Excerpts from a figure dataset
· · · · · · ·

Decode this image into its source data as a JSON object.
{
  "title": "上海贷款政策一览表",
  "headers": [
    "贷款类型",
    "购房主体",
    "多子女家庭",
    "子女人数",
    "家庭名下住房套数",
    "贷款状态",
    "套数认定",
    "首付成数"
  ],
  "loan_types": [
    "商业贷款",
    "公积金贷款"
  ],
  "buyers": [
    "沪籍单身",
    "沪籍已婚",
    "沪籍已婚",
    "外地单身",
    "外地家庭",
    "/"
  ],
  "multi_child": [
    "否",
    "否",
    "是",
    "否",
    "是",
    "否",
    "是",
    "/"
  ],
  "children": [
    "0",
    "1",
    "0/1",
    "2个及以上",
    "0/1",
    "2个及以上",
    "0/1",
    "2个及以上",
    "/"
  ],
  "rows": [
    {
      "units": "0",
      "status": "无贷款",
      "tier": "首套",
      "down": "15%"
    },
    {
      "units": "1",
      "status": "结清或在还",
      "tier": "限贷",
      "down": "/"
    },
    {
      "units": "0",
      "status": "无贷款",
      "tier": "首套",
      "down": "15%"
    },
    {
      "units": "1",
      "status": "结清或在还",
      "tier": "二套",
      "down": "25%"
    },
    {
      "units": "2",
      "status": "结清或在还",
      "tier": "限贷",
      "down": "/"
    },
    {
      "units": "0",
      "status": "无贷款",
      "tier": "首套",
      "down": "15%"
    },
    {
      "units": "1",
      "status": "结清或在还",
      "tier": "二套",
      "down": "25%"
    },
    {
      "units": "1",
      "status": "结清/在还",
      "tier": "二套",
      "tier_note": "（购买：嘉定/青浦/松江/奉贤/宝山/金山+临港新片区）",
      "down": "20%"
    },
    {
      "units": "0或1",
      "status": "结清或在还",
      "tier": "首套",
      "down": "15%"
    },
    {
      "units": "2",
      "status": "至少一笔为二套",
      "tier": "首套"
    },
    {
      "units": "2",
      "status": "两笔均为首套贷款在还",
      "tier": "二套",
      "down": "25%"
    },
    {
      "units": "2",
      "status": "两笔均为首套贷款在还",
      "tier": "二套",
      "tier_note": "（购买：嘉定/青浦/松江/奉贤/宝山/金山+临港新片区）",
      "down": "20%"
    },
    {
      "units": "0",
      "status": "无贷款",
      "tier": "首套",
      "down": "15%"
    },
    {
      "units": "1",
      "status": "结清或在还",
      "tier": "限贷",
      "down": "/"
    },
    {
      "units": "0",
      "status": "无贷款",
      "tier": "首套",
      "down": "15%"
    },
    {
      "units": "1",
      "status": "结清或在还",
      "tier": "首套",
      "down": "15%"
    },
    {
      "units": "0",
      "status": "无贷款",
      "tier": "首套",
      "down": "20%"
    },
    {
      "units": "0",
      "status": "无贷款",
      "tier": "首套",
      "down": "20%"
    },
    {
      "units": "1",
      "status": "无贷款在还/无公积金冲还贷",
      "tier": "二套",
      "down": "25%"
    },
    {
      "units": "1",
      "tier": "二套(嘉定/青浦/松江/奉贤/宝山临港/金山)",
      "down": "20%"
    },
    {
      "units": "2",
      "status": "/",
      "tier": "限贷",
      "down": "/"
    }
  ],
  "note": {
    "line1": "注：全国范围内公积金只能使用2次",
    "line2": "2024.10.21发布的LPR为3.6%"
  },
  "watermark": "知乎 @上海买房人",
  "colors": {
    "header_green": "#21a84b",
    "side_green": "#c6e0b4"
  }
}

· · · · · · ·

→ Short problem:
Copy out the whole listing exactly.

→ Output for this exercise:
Decode this image into its source data as a JSON object.
{
  "title": "上海贷款政策一览表",
  "headers": [
    "贷款类型",
    "购房主体",
    "多子女家庭",
    "子女人数",
    "家庭名下住房套数",
    "贷款状态",
    "套数认定",
    "首付成数"
  ],
  "loan_types": [
    "商业贷款",
    "公积金贷款"
  ],
  "buyers": [
    "沪籍单身",
    "沪籍已婚",
    "沪籍已婚",
    "外地单身",
    "外地家庭",
    "/"
  ],
  "multi_child": [
    "否",
    "否",
    "是",
    "否",
    "是",
    "否",
    "是",
    "/"
  ],
  "children": [
    "0",
    "1",
    "0/1",
    "2个及以上",
    "0/1",
    "2个及以上",
    "0/1",
    "2个及以上",
    "/"
  ],
  "rows": [
    {
      "units": "0",
      "status": "无贷款",
      "tier": "首套",
      "down": "15%"
    },
    {
      "units": "1",
      "status": "结清或在还",
      "tier": "限贷",
      "down": "/"
    },
    {
      "units": "0",
      "status": "无贷款",
      "tier": "首套",
      "down": "15%"
    },
    {
      "units": "1",
      "status": "结清或在还",
      "tier": "二套",
      "down": "25%"
    },
    {
      "units": "2",
      "status": "结清或在还",
      "tier": "限贷",
      "down": "/"
    },
    {
      "units": "0",
      "status": "无贷款",
      "tier": "首套",
      "down": "15%"
    },
    {
      "units": "1",
      "status": "结清或在还",
      "tier": "二套",
      "down": "25%"
    },
    {
      "units": "1",
      "status": "结清/在还",
      "tier": "二套",
      "tier_note": "（购买：嘉定/青浦/松江/奉贤/宝山/金山+临港新片区）",
      "down": "20%"
    },
    {
      "units": "0或1",
      "status": "结清或在还",
      "tier": "首套",
      "down": "15%"
    },
    {
      "units": "2",
      "status": "至少一笔为二套",
      "tier": "首套"
    },
    {
      "units": "2",
      "status": "两笔均为首套贷款在还",
      "tier": "二套",
      "down": "25%"
    },
    {
      "units": "2",
      "status": "两笔均为首套贷款在还",
      "tier": "二套",
      "tier_note": "（购买：嘉定/青浦/松江/奉贤/宝山/金山+临港新片区）",
      "down": "20%"
    },
    {
      "units": "0",
      "status": "无贷款",
      "tier": "首套",
      "down": "15%"
    },
    {
      "units": "1",
      "status": "结清或在还",
      "tier": "限贷",
      "down": "/"
    },
    {
      "units": "0",
      "status": "无贷款",
      "tier": "首套",
      "down": "15%"
    },
    {
      "units": "1",
      "status": "结清或在还",
      "tier": "首套",
      "down": "15%"
    },
    {
      "units": "0",
      "status": "无贷款",
      "tier": "首套",
      "down": "20%"
    },
    {
      "units": "0",
      "status": "无贷款",
      "tier": "首套",
      "down": "20%"
    },
    {
      "units": "1",
      "status": "无贷款在还/无公积金冲还贷",
      "tier": "二套",
      "down": "25%"
    },
    {
      "units": "1",
      "tier": "二套(嘉定/青浦/松江/奉贤/宝山临港/金山)",
      "down": "20%"
    },
    {
      "units": "2",
      "status": "/",
      "tier": "限贷",
      "down": "/"
    }
  ],
  "note": {
    "line1": "注：全国范围内公积金只能使用2次",
    "line2": "2024.10.21发布的LPR为3.6%"
  },
  "watermark": "知乎 @上海买房人",
  "colors": {
    "header_green": "#21a84b",
    "side_green": "#c6e0b4"
  }
}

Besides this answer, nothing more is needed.